[Work to do] Determine the count of lines holding "content" and give that count alone.

(Records that describe figures)
══════════
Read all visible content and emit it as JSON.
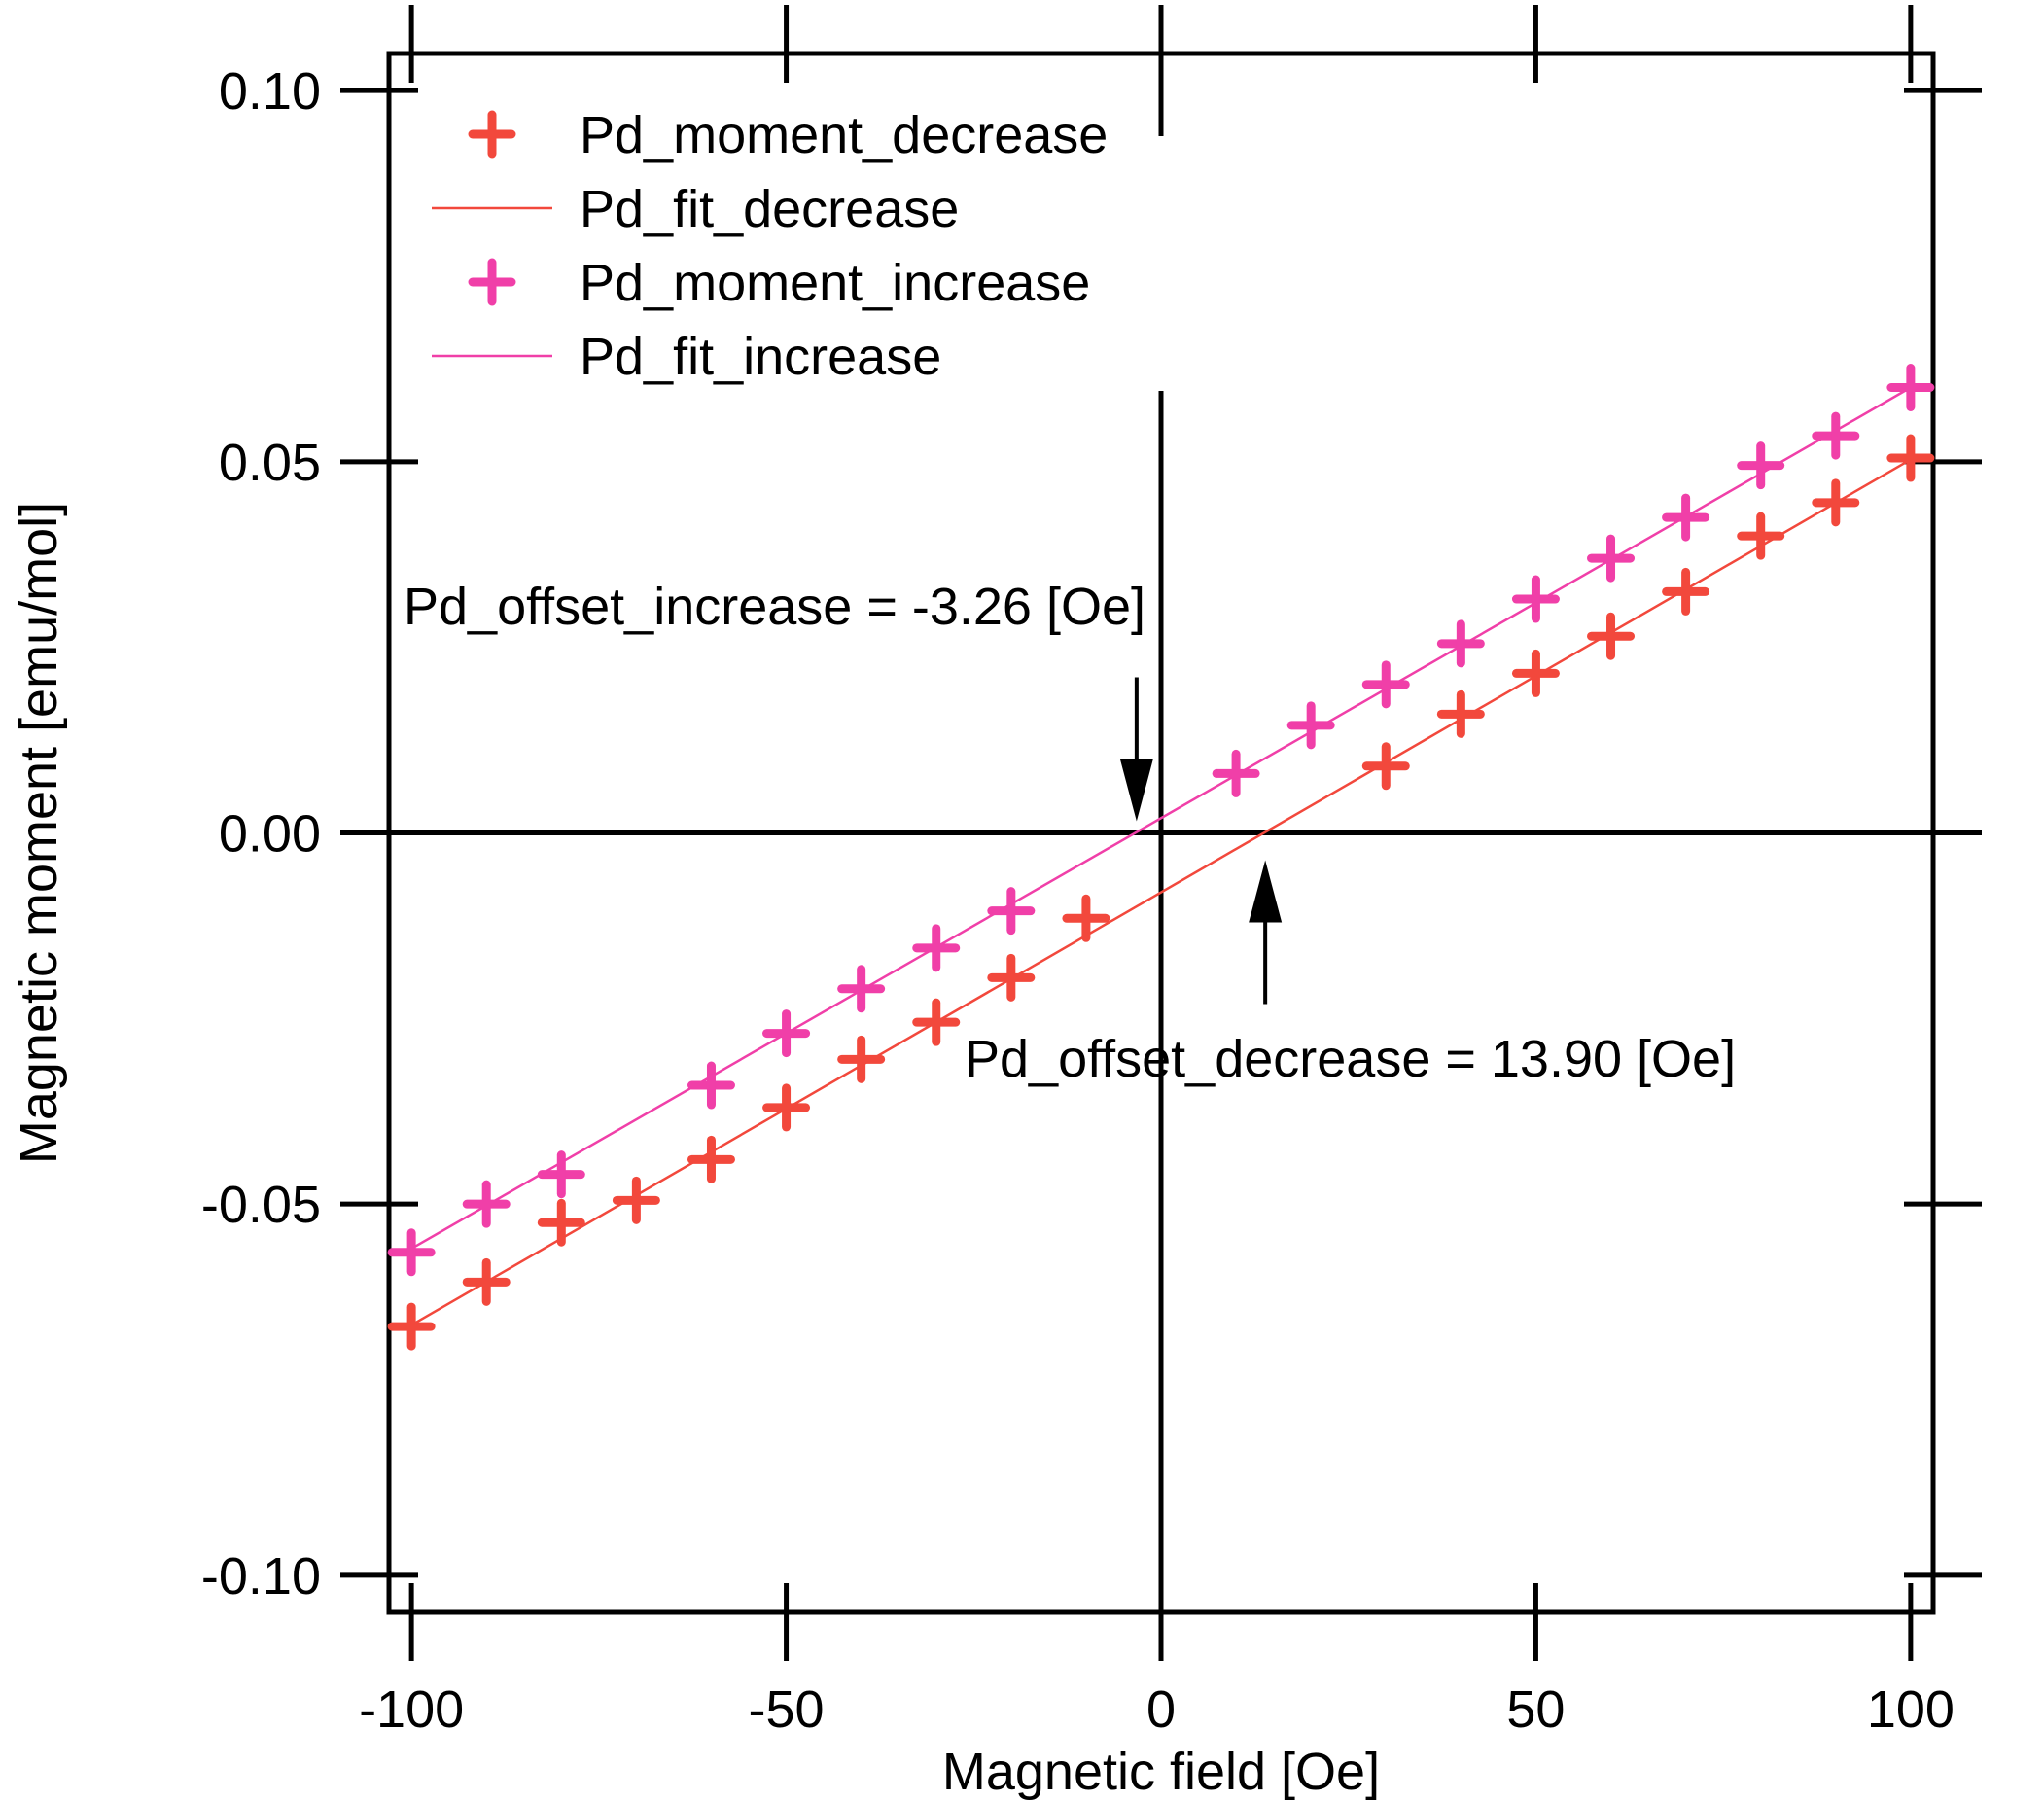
{
  "chart_data": {
    "type": "scatter",
    "title": "",
    "xlabel": "Magnetic field [Oe]",
    "ylabel": "Magnetic moment [emu/mol]",
    "xlim": [
      -103,
      103
    ],
    "ylim": [
      -0.105,
      0.105
    ],
    "x_ticks": [
      -100,
      -50,
      0,
      50,
      100
    ],
    "x_tick_labels": [
      "-100",
      "-50",
      "0",
      "50",
      "100"
    ],
    "y_ticks": [
      -0.1,
      -0.05,
      0.0,
      0.05,
      0.1
    ],
    "y_tick_labels": [
      "-0.10",
      "-0.05",
      "0.00",
      "0.05",
      "0.10"
    ],
    "zero_lines": true,
    "grid": false,
    "legend_position": "top-left",
    "series": [
      {
        "name": "Pd_moment_decrease",
        "kind": "markers",
        "marker": "plus",
        "color": "#f2483c",
        "x": [
          -100,
          -90,
          -80,
          -70,
          -60,
          -50,
          -40,
          -30,
          -20,
          -10,
          30,
          40,
          50,
          60,
          70,
          80,
          90,
          100
        ],
        "y": [
          -0.0665,
          -0.0605,
          -0.0525,
          -0.0495,
          -0.044,
          -0.037,
          -0.0305,
          -0.0255,
          -0.0195,
          -0.0115,
          0.009,
          0.016,
          0.0215,
          0.0265,
          0.0325,
          0.04,
          0.0445,
          0.0505
        ]
      },
      {
        "name": "Pd_fit_decrease",
        "kind": "line",
        "color": "#f2483c",
        "x": [
          -100,
          100
        ],
        "y": [
          -0.0663,
          0.0503
        ]
      },
      {
        "name": "Pd_moment_increase",
        "kind": "markers",
        "marker": "plus",
        "color": "#f03fa8",
        "x": [
          -100,
          -90,
          -80,
          -60,
          -50,
          -40,
          -30,
          -20,
          10,
          20,
          30,
          40,
          50,
          60,
          70,
          80,
          90,
          100
        ],
        "y": [
          -0.0565,
          -0.05,
          -0.046,
          -0.034,
          -0.027,
          -0.021,
          -0.0155,
          -0.0105,
          0.008,
          0.0145,
          0.02,
          0.0255,
          0.0315,
          0.037,
          0.0425,
          0.0495,
          0.0535,
          0.06
        ]
      },
      {
        "name": "Pd_fit_increase",
        "kind": "line",
        "color": "#f03fa8",
        "x": [
          -100,
          100
        ],
        "y": [
          -0.056,
          0.06
        ]
      }
    ],
    "annotations": [
      {
        "text": "Pd_offset_increase = -3.26 [Oe]",
        "arrow_direction": "down",
        "arrow_tip": [
          -3.26,
          0.0
        ]
      },
      {
        "text": "Pd_offset_decrease = 13.90 [Oe]",
        "arrow_direction": "up",
        "arrow_tip": [
          13.9,
          0.0
        ]
      }
    ]
  }
}
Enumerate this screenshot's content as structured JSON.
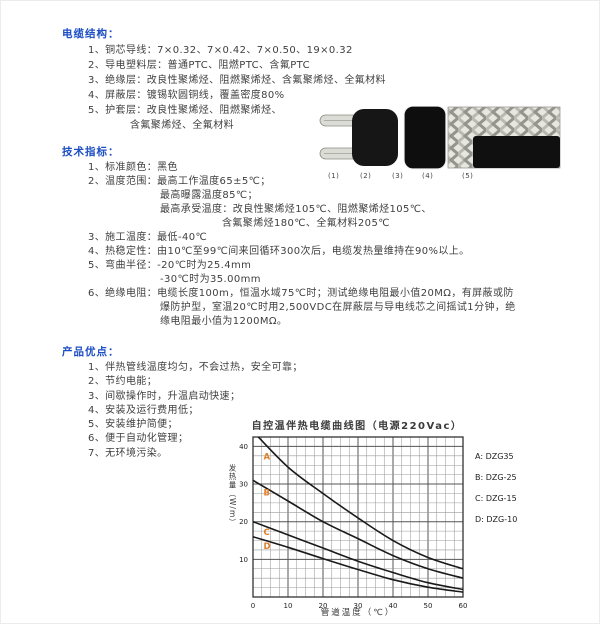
{
  "colors": {
    "heading_blue": "#1d4fc4",
    "body_text": "#3f3f3f",
    "curve_black": "#1a1a1a",
    "curve_label_orange": "#e07f28",
    "grid_minor": "#9b9b9b",
    "grid_major": "#555555"
  },
  "sections": {
    "structure": {
      "title": "电缆结构：",
      "lines": [
        {
          "t": "1、铜芯导线：7×0.32、7×0.42、7×0.50、19×0.32",
          "ind": 0
        },
        {
          "t": "2、导电塑料层：普通PTC、阻燃PTC、含氟PTC",
          "ind": 0
        },
        {
          "t": "3、绝缘层：改良性聚烯烃、阻燃聚烯烃、含氟聚烯烃、全氟材料",
          "ind": 0
        },
        {
          "t": "4、屏蔽层：镀锡软圆铜线，覆盖密度80%",
          "ind": 0
        },
        {
          "t": "5、护套层：改良性聚烯烃、阻燃聚烯烃、",
          "ind": 0
        },
        {
          "t": "含氟聚烯烃、全氟材料",
          "ind": 1
        }
      ]
    },
    "specs": {
      "title": "技术指标：",
      "lines": [
        {
          "t": "1、标准颜色：黑色",
          "ind": 0
        },
        {
          "t": "2、温度范围：最高工作温度65±5℃；",
          "ind": 0
        },
        {
          "t": "最高曝露温度85℃；",
          "ind": 2
        },
        {
          "t": "最高承受温度：改良性聚烯烃105℃、阻燃聚烯烃105℃、",
          "ind": 2
        },
        {
          "t": "含氟聚烯烃180℃、全氟材料205℃",
          "ind": 3
        },
        {
          "t": "3、施工温度：最低-40℃",
          "ind": 0
        },
        {
          "t": "4、热稳定性：由10℃至99℃间来回循环300次后，电缆发热量维持在90%以上。",
          "ind": 0
        },
        {
          "t": "5、弯曲半径：-20℃时为25.4mm",
          "ind": 0
        },
        {
          "t": "-30℃时为35.00mm",
          "ind": 2
        },
        {
          "t": "6、绝缘电阻：电缆长度100m，恒温水域75℃时；测试绝缘电阻最小值20MΩ，有屏蔽或防",
          "ind": 0
        },
        {
          "t": "爆防护型，室温20℃时用2,500VDC在屏蔽层与导电线芯之间摇试1分钟，绝",
          "ind": 2
        },
        {
          "t": "缘电阻最小值为1200MΩ。",
          "ind": 2
        }
      ]
    },
    "advantages": {
      "title": "产品优点：",
      "lines": [
        {
          "t": "1、伴热管线温度均匀，不会过热，安全可靠；",
          "ind": 0
        },
        {
          "t": "2、节约电能；",
          "ind": 0
        },
        {
          "t": "3、间歇操作时，升温启动快速；",
          "ind": 0
        },
        {
          "t": "4、安装及运行费用低；",
          "ind": 0
        },
        {
          "t": "5、安装维护简便；",
          "ind": 0
        },
        {
          "t": "6、便于自动化管理；",
          "ind": 0
        },
        {
          "t": "7、无环境污染。",
          "ind": 0
        }
      ]
    }
  },
  "cable_figure": {
    "labels": [
      "(1)",
      "(2)",
      "(3)",
      "(4)",
      "(5)"
    ]
  },
  "chart_data": {
    "type": "line",
    "title": "自控温伴热电缆曲线图（电源220Vac）",
    "xlabel": "管道温度（℃）",
    "ylabel": "发热量（W/m）",
    "xlim": [
      0,
      60
    ],
    "ylim": [
      0,
      42.5
    ],
    "xticks": [
      0,
      10,
      20,
      30,
      40,
      50,
      60
    ],
    "yticks": [
      10,
      20,
      30,
      40
    ],
    "minor_step": 2.5,
    "grid": true,
    "legend_position": "right",
    "x": [
      0,
      10,
      20,
      30,
      40,
      50,
      60
    ],
    "series": [
      {
        "label": "A",
        "legend": "A: DZG35",
        "values": [
          44,
          34.5,
          27.5,
          21,
          15,
          10.5,
          7.5
        ],
        "label_pos": [
          3,
          36.5
        ]
      },
      {
        "label": "B",
        "legend": "B: DZG-25",
        "values": [
          31,
          25.5,
          20,
          15.5,
          11,
          7.5,
          5
        ],
        "label_pos": [
          3,
          27
        ]
      },
      {
        "label": "C",
        "legend": "C: DZG-15",
        "values": [
          20,
          16.5,
          13,
          9.5,
          6.5,
          3.8,
          2
        ],
        "label_pos": [
          3,
          16.5
        ]
      },
      {
        "label": "D",
        "legend": "D: DZG-10",
        "values": [
          16,
          13.2,
          10.2,
          7.3,
          4.6,
          2.6,
          1.3
        ],
        "label_pos": [
          3,
          12.8
        ]
      }
    ]
  }
}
══════════
[Answer] 2